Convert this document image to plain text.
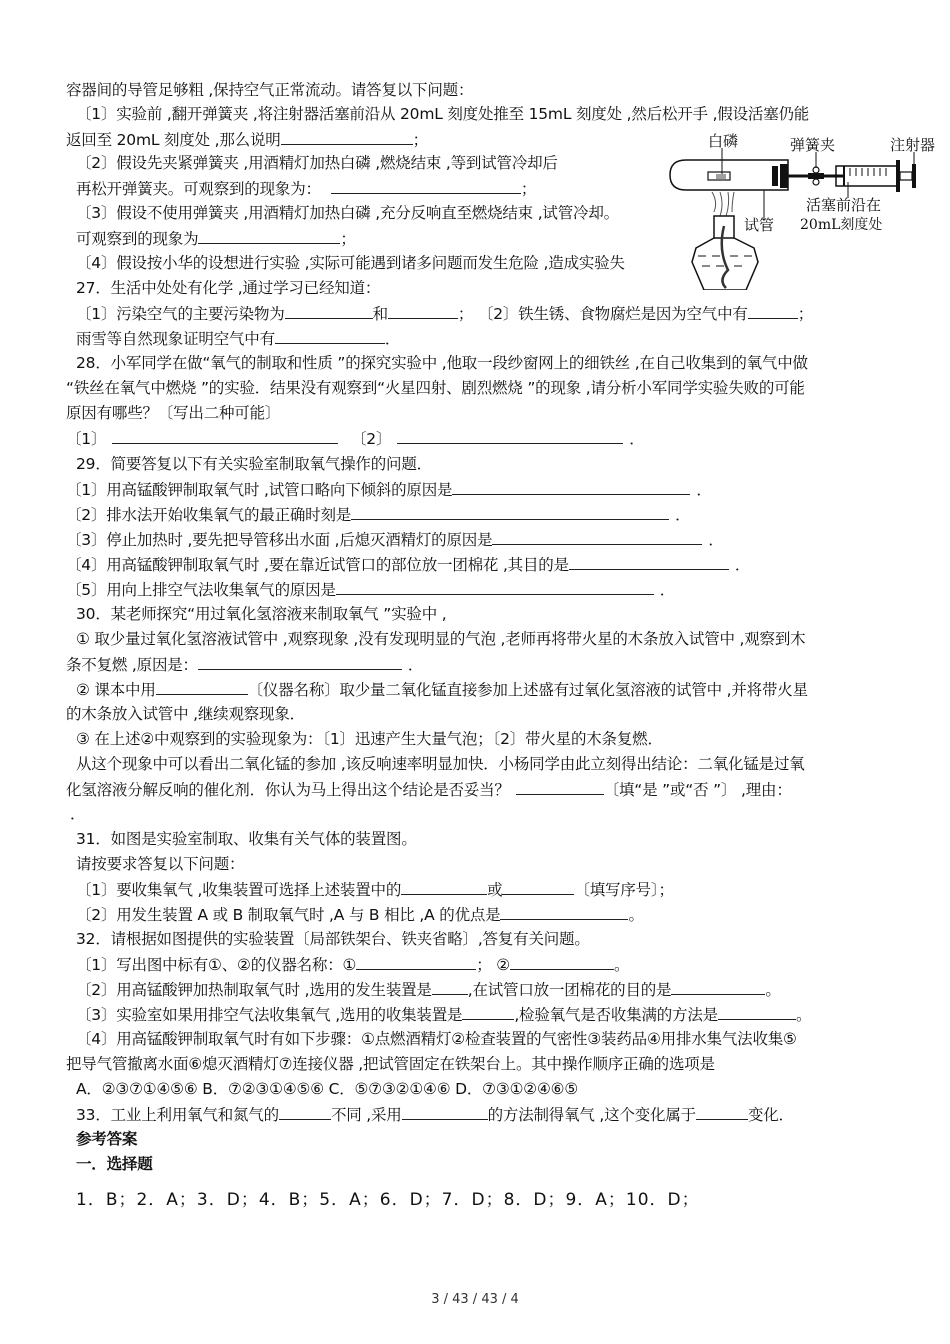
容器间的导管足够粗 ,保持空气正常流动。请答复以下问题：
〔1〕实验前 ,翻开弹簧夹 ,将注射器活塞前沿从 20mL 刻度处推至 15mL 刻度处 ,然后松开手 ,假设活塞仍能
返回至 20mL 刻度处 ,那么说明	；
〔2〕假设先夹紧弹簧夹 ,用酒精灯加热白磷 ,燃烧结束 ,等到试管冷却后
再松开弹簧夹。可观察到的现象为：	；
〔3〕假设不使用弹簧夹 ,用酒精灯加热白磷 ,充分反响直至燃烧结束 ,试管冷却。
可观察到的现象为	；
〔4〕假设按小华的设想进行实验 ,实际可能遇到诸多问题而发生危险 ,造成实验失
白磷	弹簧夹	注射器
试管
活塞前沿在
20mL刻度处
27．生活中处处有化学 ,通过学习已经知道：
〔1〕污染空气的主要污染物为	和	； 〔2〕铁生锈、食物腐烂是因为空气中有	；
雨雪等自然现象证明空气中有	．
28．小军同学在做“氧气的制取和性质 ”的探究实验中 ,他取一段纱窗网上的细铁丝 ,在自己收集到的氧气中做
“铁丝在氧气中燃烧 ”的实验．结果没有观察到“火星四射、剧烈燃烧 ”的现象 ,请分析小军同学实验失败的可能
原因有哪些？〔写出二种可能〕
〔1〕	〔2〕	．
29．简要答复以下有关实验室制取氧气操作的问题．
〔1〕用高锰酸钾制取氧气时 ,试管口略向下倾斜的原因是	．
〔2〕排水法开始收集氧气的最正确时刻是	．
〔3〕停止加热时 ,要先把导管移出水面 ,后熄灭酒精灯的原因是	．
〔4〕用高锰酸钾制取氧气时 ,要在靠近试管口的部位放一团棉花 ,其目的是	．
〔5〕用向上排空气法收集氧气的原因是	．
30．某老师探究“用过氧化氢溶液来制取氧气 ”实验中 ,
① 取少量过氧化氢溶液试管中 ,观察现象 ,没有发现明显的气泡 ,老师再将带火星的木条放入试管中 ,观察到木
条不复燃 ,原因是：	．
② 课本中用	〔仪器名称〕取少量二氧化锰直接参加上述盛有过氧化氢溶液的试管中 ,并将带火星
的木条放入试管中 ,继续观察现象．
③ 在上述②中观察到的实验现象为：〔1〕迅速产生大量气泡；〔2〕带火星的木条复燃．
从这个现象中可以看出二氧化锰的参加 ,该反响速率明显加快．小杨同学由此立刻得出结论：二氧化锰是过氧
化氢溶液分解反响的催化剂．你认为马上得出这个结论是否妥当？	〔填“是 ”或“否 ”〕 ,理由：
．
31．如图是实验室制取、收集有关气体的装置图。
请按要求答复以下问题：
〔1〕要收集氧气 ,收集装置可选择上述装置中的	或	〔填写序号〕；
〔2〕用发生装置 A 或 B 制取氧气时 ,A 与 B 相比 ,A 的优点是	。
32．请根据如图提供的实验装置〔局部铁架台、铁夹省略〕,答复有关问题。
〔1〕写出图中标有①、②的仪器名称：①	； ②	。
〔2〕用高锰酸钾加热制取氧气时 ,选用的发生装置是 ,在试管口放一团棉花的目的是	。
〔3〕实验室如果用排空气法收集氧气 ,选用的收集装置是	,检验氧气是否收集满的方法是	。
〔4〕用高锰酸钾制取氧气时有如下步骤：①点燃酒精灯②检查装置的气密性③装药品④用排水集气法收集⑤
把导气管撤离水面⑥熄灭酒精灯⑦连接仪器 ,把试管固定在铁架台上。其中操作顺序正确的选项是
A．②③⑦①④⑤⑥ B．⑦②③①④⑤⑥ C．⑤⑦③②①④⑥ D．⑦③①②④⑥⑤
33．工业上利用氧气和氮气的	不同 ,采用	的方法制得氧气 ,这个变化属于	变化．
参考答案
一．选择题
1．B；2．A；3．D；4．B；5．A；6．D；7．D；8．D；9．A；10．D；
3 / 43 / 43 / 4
==
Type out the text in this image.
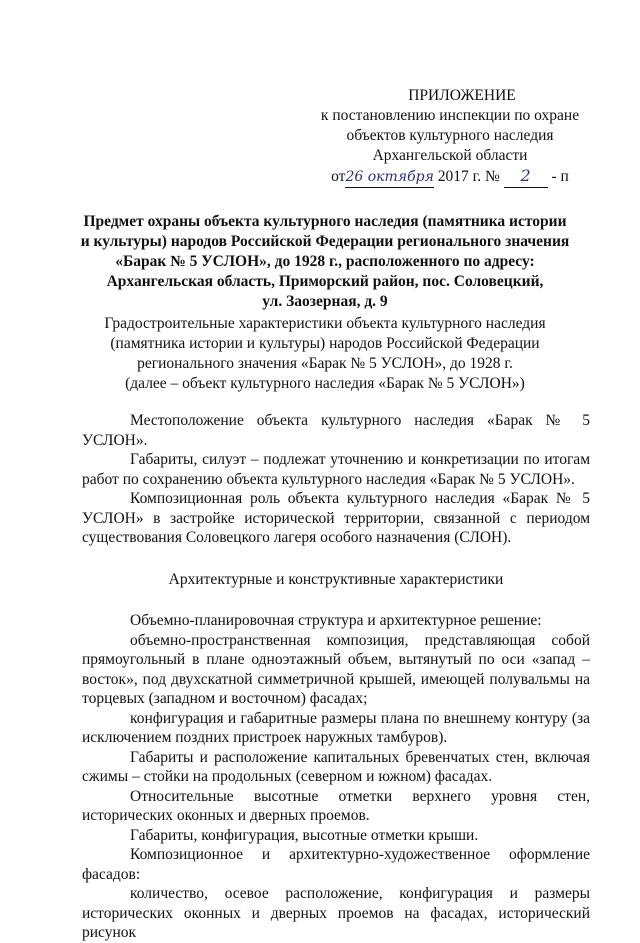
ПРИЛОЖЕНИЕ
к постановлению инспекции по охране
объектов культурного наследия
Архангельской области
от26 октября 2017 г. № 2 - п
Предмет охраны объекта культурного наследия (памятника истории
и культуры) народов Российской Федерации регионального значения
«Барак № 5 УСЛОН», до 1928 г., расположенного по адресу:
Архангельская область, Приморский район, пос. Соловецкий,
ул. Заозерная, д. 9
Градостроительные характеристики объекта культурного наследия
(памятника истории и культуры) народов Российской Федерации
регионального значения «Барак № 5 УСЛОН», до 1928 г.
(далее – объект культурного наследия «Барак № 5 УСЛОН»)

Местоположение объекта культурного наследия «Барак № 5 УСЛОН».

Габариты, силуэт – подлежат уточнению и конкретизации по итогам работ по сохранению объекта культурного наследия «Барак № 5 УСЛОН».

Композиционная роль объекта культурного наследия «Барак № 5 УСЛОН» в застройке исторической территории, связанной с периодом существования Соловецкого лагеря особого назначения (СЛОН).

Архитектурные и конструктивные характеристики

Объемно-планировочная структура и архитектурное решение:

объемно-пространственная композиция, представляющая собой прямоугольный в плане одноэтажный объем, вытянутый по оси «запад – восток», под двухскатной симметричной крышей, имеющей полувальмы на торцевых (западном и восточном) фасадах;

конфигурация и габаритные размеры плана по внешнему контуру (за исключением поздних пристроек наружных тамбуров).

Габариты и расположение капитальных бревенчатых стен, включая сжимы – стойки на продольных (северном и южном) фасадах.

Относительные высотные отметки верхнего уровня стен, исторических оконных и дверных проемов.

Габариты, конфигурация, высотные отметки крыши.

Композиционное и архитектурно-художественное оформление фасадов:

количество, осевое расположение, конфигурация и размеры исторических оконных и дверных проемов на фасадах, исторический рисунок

- _WRITTEN EXERCISE_
Find the word "отметки" in the data and show each line that holds it.

- _EXERCISE OUTPUT_
Относительные высотные отметки верхнего уровня стен, исторических оконных и дверных проемов.
Габариты, конфигурация, высотные отметки крыши.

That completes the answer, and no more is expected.